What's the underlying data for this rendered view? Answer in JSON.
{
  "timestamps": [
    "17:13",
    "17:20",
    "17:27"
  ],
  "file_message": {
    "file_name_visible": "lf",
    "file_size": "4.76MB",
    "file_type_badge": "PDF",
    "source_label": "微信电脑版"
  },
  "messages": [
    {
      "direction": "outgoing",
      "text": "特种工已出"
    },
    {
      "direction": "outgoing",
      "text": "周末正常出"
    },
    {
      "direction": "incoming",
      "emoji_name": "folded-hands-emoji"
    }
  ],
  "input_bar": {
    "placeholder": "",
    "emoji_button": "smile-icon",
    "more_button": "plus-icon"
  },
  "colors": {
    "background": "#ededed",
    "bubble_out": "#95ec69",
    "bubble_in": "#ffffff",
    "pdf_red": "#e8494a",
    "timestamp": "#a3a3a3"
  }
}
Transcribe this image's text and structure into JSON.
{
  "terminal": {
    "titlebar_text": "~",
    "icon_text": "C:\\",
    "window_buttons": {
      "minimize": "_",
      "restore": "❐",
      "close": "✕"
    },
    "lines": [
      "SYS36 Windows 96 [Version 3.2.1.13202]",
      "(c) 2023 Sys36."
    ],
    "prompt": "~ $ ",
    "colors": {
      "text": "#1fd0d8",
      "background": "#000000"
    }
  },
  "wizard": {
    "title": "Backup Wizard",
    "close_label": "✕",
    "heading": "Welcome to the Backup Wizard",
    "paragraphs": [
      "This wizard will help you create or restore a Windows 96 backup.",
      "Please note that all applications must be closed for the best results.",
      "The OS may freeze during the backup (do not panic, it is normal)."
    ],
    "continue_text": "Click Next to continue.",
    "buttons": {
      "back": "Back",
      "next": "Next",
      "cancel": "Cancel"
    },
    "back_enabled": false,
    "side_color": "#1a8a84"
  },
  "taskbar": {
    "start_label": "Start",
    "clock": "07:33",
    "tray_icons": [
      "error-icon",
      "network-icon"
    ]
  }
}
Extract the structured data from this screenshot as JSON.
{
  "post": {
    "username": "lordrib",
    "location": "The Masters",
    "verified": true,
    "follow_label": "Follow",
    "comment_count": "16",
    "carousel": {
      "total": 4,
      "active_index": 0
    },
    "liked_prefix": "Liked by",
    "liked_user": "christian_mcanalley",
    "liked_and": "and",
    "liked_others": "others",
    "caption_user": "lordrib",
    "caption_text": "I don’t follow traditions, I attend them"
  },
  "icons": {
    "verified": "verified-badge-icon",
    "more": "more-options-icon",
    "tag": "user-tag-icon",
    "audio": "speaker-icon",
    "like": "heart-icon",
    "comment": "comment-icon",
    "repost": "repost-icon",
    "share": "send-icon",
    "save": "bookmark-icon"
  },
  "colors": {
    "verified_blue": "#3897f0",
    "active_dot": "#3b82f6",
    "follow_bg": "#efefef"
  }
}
☆ ☆ ☆ ☆ ☆
# Aim
Extract, from the listing above, every line where the string "data" occurs.

# Task result
What's the underlying data for this rendered view? Answer in JSON.
Extract the structured data from this screenshot as JSON.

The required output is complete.